* begin *

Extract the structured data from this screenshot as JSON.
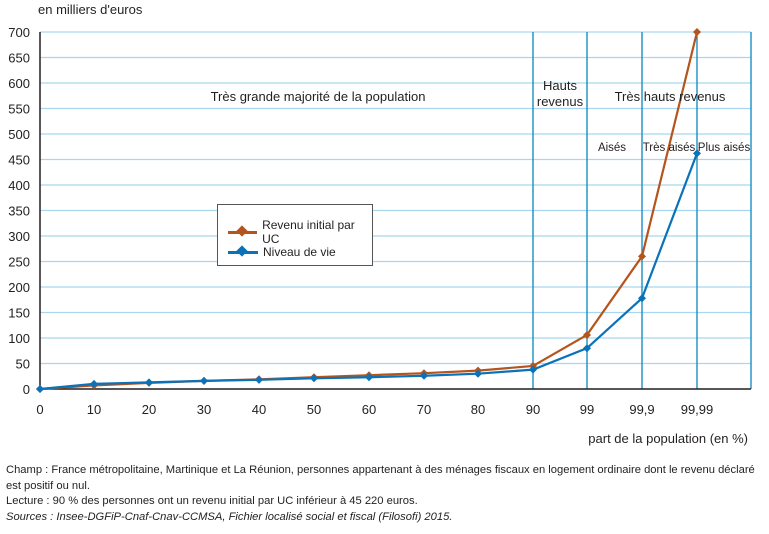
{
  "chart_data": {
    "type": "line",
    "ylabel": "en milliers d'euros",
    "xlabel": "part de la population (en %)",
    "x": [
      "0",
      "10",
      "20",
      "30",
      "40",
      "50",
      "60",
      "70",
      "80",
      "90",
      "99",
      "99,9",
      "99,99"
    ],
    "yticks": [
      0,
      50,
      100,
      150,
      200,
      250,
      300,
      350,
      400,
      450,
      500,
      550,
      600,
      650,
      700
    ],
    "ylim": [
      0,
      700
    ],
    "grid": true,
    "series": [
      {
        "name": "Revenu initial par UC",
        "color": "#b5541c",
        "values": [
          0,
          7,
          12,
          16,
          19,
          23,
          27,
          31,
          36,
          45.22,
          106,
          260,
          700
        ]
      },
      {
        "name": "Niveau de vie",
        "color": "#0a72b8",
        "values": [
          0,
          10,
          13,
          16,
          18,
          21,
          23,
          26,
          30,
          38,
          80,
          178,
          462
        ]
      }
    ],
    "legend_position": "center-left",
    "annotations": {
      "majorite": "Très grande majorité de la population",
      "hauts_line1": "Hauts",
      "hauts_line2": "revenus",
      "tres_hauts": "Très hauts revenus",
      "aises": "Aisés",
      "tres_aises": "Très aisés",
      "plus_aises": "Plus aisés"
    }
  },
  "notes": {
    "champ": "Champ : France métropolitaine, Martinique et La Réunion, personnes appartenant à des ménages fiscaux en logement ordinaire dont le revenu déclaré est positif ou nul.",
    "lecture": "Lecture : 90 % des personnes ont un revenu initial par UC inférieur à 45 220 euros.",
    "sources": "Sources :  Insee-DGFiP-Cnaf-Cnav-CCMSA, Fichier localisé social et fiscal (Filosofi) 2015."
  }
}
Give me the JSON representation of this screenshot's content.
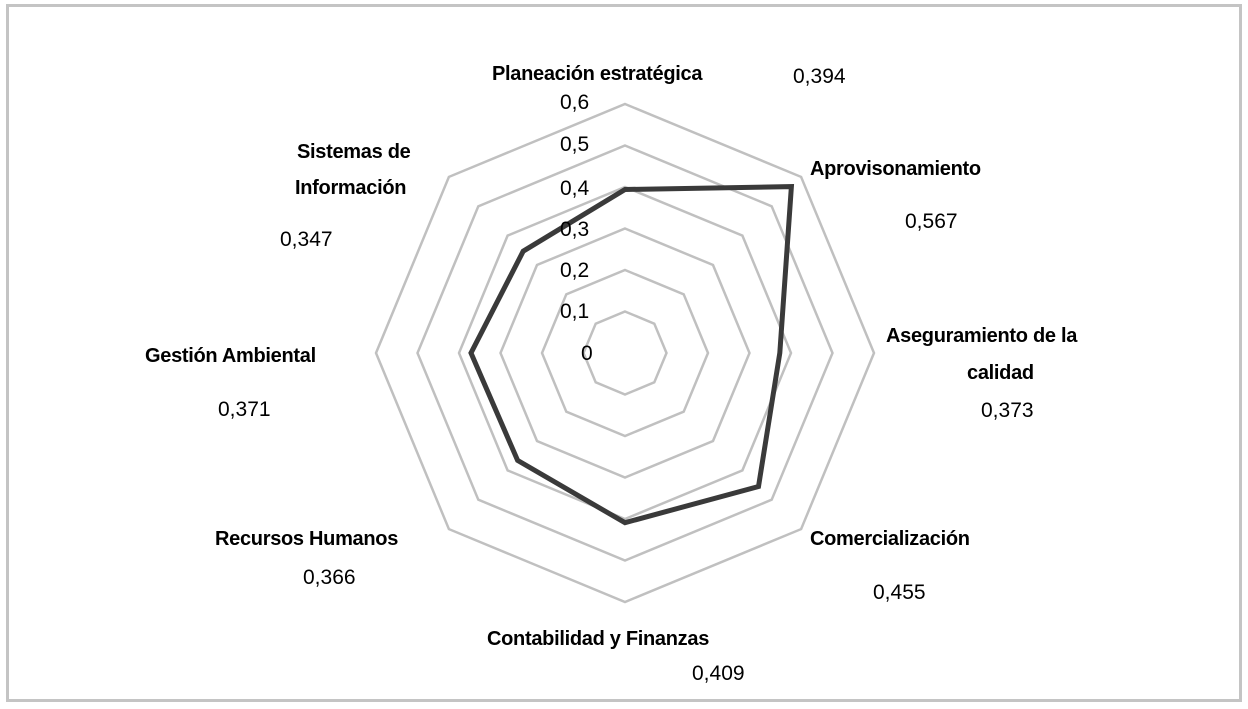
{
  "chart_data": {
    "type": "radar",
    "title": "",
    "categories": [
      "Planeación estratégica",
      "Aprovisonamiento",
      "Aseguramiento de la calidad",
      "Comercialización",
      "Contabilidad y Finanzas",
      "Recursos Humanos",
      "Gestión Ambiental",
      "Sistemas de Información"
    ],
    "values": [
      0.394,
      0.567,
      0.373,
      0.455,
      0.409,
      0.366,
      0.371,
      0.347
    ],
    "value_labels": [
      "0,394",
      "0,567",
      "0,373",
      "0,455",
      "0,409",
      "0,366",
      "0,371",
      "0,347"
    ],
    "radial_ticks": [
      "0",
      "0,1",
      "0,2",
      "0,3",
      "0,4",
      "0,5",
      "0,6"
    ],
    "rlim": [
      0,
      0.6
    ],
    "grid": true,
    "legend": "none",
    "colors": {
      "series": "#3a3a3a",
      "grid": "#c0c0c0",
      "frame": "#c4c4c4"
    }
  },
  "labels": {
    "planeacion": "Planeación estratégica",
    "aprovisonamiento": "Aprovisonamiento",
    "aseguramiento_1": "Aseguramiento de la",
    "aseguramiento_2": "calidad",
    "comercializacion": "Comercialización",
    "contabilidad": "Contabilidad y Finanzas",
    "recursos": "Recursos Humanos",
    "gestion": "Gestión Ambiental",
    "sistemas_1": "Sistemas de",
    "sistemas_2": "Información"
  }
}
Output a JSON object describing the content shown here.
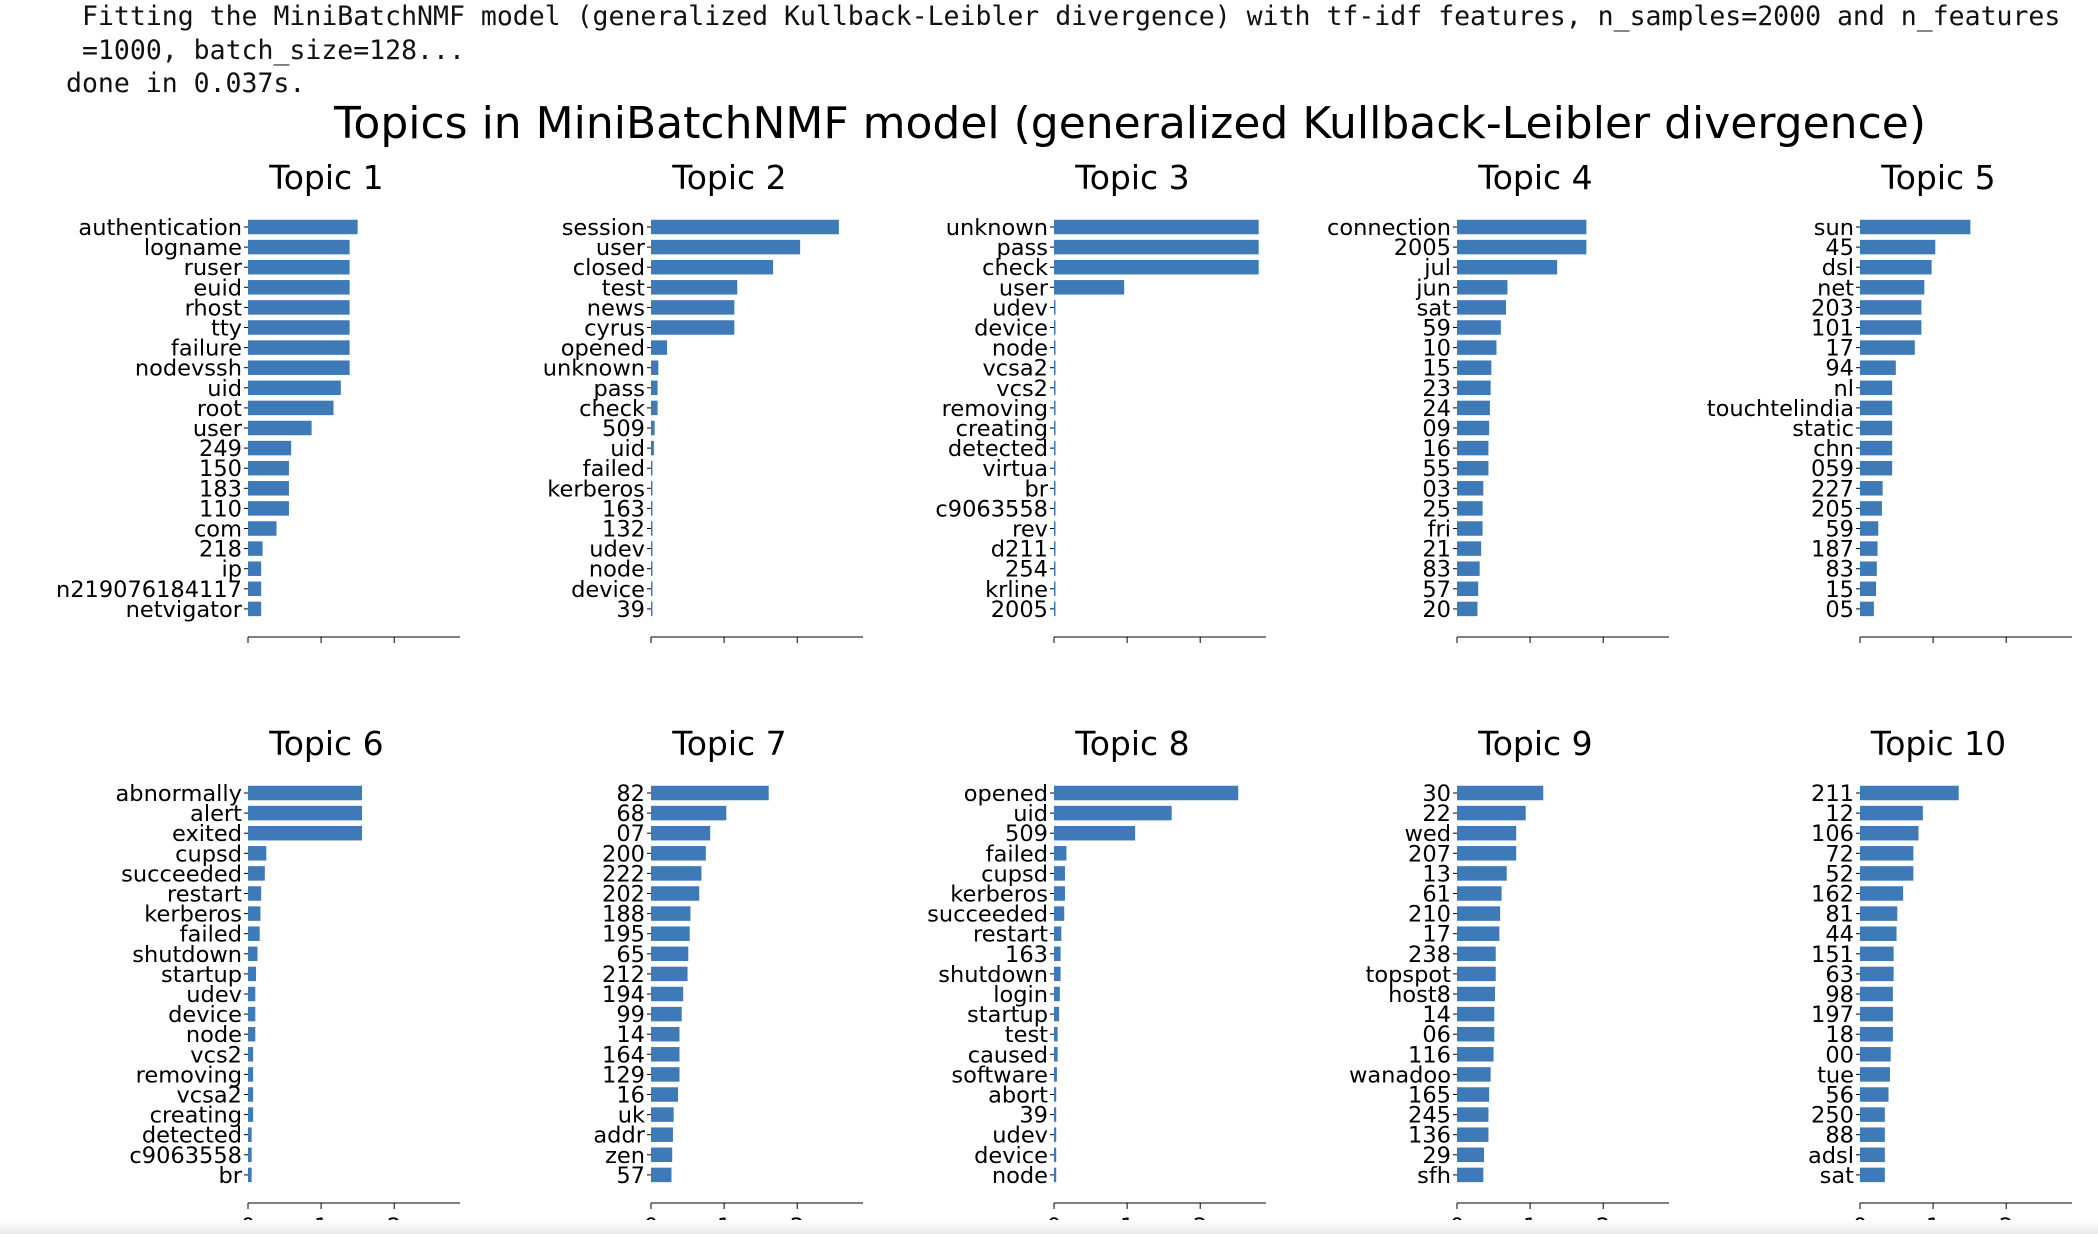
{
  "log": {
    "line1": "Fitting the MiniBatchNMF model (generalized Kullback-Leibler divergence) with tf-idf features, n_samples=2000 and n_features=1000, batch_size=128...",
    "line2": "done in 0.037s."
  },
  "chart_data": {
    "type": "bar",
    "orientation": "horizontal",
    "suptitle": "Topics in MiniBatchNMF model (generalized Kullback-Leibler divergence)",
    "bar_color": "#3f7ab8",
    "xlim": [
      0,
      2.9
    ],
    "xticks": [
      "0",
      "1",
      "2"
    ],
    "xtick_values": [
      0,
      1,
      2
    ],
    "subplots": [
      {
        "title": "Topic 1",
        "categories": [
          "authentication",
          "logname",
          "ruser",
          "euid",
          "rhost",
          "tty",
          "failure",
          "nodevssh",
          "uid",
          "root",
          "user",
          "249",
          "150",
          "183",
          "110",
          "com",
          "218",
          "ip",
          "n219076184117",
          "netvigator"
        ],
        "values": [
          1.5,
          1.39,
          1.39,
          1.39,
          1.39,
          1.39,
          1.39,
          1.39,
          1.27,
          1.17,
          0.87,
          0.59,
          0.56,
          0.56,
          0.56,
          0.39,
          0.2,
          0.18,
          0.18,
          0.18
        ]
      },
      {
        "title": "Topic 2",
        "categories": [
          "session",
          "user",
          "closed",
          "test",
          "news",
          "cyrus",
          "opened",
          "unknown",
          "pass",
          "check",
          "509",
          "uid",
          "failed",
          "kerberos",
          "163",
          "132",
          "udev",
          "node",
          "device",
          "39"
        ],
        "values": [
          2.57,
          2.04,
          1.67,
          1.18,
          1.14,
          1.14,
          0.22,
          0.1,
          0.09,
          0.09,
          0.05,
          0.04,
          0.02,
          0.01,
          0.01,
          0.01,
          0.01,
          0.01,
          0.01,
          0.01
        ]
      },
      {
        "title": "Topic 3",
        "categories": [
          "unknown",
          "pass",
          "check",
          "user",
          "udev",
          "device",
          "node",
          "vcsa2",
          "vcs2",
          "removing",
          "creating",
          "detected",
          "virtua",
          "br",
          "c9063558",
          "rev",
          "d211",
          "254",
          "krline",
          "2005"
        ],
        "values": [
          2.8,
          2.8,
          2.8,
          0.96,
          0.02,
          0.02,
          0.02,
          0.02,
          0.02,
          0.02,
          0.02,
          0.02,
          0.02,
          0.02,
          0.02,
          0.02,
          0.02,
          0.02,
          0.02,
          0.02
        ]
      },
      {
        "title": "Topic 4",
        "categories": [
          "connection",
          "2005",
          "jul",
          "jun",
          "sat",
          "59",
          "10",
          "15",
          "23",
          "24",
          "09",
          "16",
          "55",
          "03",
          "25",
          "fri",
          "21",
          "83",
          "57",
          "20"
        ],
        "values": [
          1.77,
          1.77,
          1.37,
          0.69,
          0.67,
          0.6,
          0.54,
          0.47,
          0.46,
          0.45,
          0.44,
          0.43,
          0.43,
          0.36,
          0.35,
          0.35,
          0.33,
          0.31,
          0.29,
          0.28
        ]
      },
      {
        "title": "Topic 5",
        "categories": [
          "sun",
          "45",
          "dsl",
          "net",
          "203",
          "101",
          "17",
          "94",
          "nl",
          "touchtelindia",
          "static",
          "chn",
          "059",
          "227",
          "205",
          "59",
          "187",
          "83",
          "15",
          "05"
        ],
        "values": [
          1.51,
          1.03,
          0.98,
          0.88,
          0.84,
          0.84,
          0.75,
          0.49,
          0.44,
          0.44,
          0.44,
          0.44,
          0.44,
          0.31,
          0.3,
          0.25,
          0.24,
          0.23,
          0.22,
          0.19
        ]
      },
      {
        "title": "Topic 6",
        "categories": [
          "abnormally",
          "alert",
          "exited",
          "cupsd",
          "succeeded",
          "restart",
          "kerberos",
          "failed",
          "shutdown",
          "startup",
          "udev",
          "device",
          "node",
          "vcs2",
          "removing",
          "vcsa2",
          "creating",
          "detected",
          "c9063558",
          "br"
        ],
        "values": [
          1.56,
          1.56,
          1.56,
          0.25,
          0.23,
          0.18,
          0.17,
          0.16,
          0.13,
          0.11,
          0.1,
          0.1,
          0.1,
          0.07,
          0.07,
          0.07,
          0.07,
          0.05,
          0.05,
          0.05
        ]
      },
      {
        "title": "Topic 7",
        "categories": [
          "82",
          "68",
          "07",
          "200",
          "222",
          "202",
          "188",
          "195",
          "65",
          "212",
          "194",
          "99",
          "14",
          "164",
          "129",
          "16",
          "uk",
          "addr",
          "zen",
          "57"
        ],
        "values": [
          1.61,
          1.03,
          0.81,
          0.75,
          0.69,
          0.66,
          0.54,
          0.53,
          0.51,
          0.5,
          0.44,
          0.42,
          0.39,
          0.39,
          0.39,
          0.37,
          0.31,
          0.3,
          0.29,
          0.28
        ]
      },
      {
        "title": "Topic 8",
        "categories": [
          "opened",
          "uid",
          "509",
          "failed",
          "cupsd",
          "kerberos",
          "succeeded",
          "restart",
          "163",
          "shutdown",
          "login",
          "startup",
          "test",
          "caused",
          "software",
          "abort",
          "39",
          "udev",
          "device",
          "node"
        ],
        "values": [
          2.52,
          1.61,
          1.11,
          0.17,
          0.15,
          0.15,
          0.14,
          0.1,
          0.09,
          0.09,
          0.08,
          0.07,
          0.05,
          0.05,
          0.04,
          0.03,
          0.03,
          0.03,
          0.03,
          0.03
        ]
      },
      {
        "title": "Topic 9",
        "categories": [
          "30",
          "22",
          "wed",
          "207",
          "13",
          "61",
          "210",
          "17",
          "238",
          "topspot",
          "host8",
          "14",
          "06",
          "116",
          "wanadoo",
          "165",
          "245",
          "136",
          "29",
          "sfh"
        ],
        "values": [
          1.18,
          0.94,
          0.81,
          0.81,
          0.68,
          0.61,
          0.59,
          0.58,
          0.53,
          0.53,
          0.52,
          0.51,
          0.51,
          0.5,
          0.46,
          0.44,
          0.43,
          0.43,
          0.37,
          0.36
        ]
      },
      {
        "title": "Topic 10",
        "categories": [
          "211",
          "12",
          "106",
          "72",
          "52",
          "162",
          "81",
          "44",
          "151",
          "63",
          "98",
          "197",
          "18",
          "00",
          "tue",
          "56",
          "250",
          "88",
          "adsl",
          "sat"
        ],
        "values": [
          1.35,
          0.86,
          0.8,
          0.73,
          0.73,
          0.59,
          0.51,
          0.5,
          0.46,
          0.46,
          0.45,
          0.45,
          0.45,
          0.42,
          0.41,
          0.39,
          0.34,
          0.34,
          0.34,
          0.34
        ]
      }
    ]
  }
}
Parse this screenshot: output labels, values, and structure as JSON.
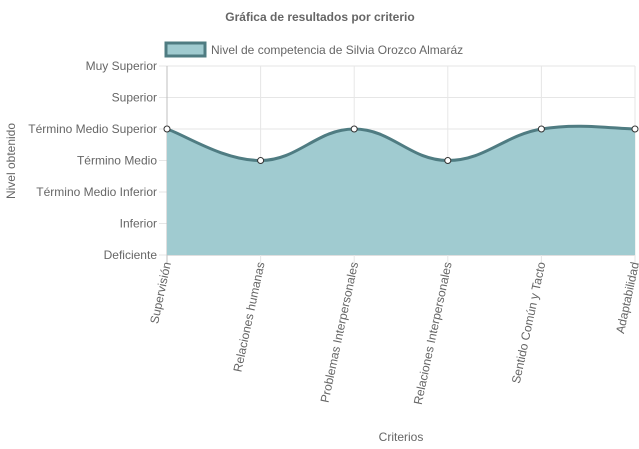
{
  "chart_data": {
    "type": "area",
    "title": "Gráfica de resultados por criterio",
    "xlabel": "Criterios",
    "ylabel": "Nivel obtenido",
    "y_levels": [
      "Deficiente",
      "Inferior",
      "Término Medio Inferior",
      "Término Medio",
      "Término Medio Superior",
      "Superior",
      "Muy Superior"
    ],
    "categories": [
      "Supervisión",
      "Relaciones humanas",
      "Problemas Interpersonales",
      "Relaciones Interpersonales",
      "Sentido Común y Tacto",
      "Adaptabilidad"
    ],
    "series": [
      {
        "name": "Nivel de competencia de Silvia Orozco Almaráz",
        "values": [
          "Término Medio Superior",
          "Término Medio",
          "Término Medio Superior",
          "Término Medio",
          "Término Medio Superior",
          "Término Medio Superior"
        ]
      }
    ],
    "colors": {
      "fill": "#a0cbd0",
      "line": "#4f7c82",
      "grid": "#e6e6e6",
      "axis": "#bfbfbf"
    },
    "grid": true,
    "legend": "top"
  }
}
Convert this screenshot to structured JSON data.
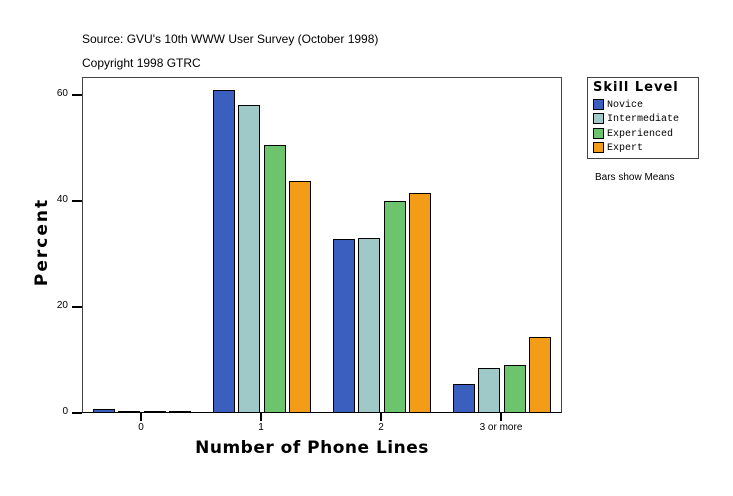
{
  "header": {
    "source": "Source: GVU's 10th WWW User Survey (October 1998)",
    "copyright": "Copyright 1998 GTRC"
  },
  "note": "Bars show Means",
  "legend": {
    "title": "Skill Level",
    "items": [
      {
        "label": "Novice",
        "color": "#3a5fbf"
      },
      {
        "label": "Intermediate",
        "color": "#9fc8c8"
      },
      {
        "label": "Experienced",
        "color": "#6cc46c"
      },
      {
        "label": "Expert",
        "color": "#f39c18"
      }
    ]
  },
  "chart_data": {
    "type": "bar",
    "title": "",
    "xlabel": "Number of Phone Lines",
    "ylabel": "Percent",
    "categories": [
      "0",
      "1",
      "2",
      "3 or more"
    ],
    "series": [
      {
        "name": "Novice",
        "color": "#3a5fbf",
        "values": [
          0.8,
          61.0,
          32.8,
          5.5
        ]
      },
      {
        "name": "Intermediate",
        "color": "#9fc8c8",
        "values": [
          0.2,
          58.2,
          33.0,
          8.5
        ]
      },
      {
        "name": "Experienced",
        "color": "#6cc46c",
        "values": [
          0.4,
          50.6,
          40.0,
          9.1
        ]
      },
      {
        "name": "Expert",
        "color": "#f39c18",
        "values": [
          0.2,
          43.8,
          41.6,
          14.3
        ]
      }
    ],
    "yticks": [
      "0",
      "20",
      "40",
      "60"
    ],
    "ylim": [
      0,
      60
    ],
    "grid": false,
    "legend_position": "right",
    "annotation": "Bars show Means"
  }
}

* end *

From the entries above, copy every line containing the word "Kullback".

    "line1": "Fitting the MiniBatchNMF model (generalized Kullback-Leibler divergence) with tf-idf features, n_samples=2000 and n_features=1000, batch_size=128...",
    "suptitle": "Topics in MiniBatchNMF model (generalized Kullback-Leibler divergence)",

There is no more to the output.